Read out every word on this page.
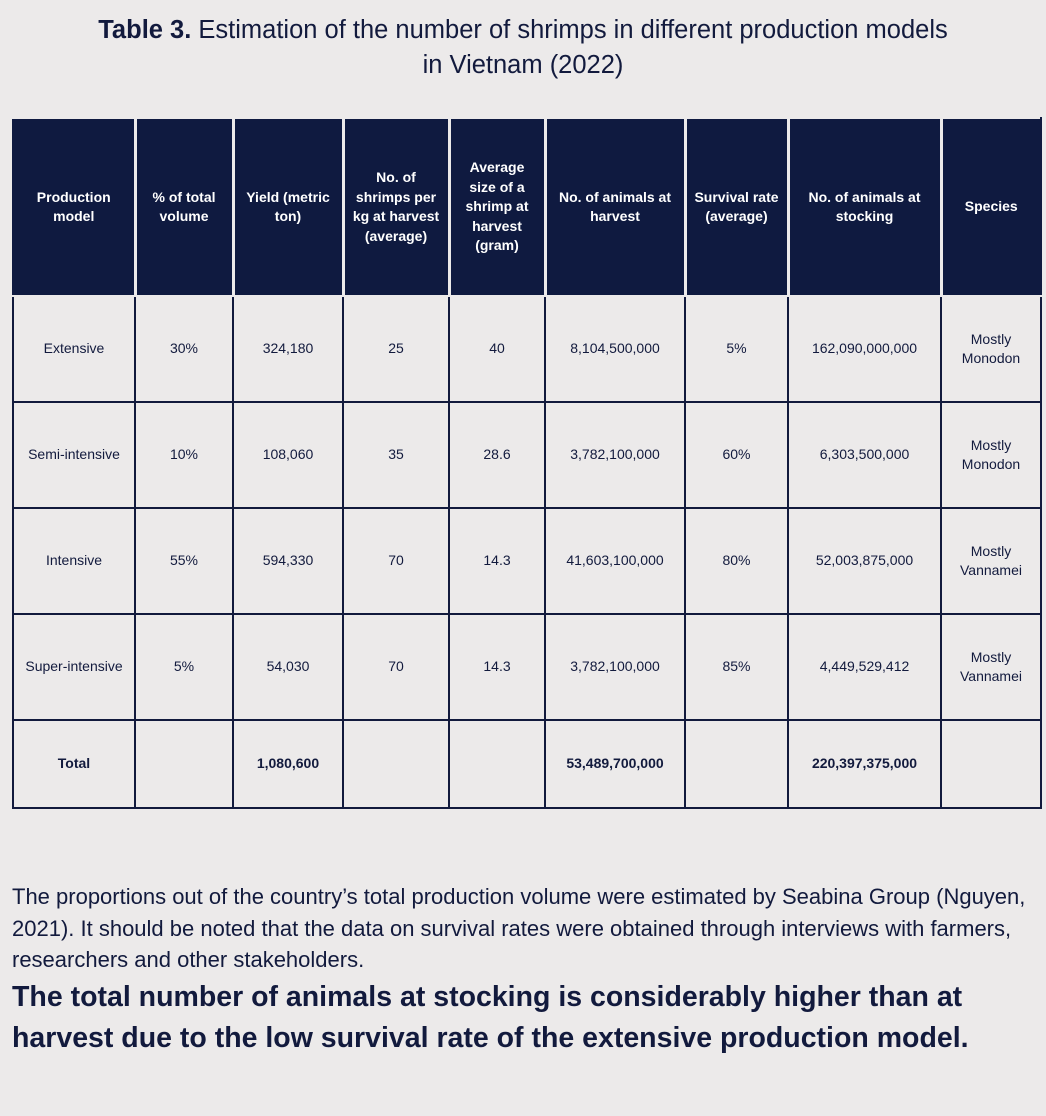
Table 3. Estimation of the number of shrimps in different production models
in Vietnam (2022)
Production model	% of total volume	Yield (metric ton)	No. of shrimps per kg at harvest (average)	Average size of a shrimp at harvest (gram)	No. of animals at harvest	Survival rate (average)	No. of animals at stocking	Species
Extensive	30%	324,180	25	40	8,104,500,000	5%	162,090,000,000	Mostly Monodon
Semi-intensive	10%	108,060	35	28.6	3,782,100,000	60%	6,303,500,000	Mostly Monodon
Intensive	55%	594,330	70	14.3	41,603,100,000	80%	52,003,875,000	Mostly Vannamei
Super-intensive	5%	54,030	70	14.3	3,782,100,000	85%	4,449,529,412	Mostly Vannamei
Total		1,080,600			53,489,700,000		220,397,375,000	
The proportions out of the country’s total production volume were estimated by Seabina Group (Nguyen, 2021). It should be noted that the data on survival rates were obtained through interviews with farmers, researchers and other stakeholders.
The total number of animals at stocking is considerably higher than at harvest due to the low survival rate of the extensive production model.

========

Directions for this task:
Select from the material above each line in which the string "Vannamei" appears, and list those lines.

Full answer:
Intensive	55%	594,330	70	14.3	41,603,100,000	80%	52,003,875,000	Mostly Vannamei
Super-intensive	5%	54,030	70	14.3	3,782,100,000	85%	4,449,529,412	Mostly Vannamei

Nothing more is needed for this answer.